Write out all of the records precisely. Skip anything that is a picture.

**** SUPPLIED DATA ****

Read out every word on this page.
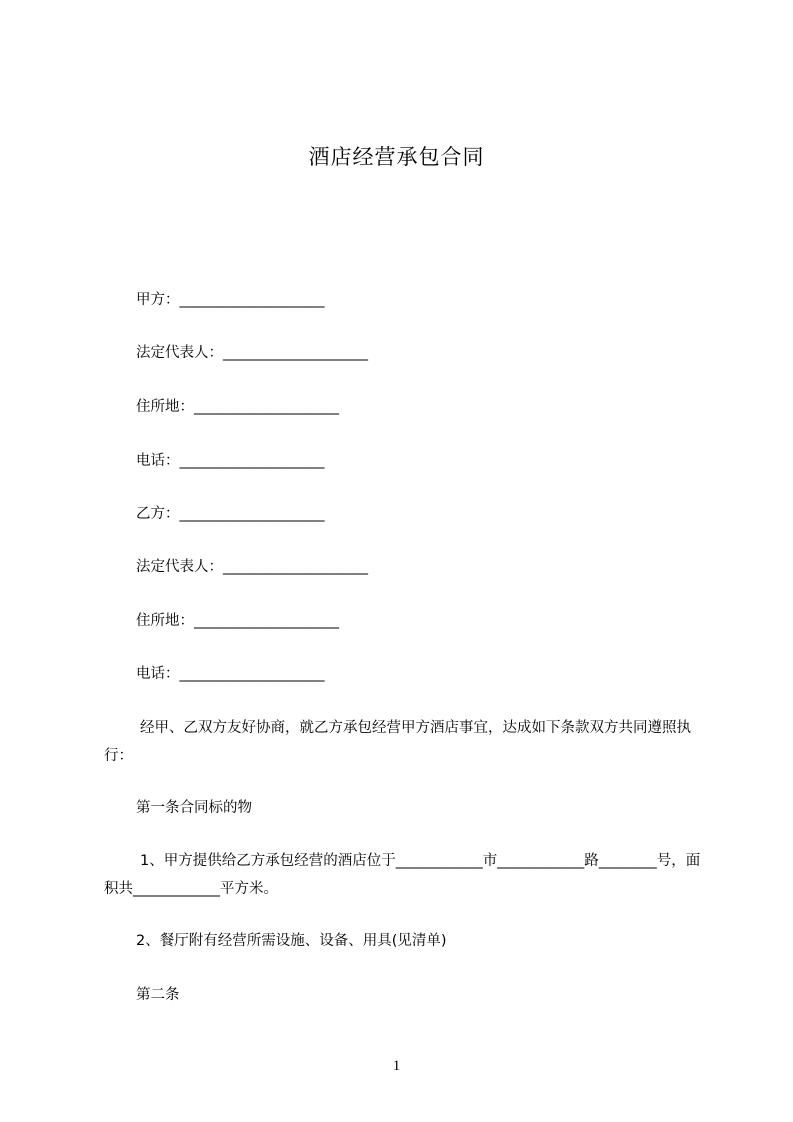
酒店经营承包合同
甲方：____________________
法定代表人：____________________
住所地：____________________
电话：____________________
乙方：____________________
法定代表人：____________________
住所地：____________________
电话：____________________
经甲、乙双方友好协商，就乙方承包经营甲方酒店事宜，达成如下条款双方共同遵照执行：
第一条合同标的物
1、甲方提供给乙方承包经营的酒店位于____________市____________路________号，面积共____________平方米。
2、餐厅附有经营所需设施、设备、用具(见清单)
第二条
1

****

RESPONSE TO THIS EXERCISE -
Read out every word on this page.
酒店经营承包合同
甲方：____________________
法定代表人：____________________
住所地：____________________
电话：____________________
乙方：____________________
法定代表人：____________________
住所地：____________________
电话：____________________
经甲、乙双方友好协商，就乙方承包经营甲方酒店事宜，达成如下条款双方共同遵照执行：
第一条合同标的物
1、甲方提供给乙方承包经营的酒店位于____________市____________路________号，面积共____________平方米。
2、餐厅附有经营所需设施、设备、用具(见清单)
第二条
1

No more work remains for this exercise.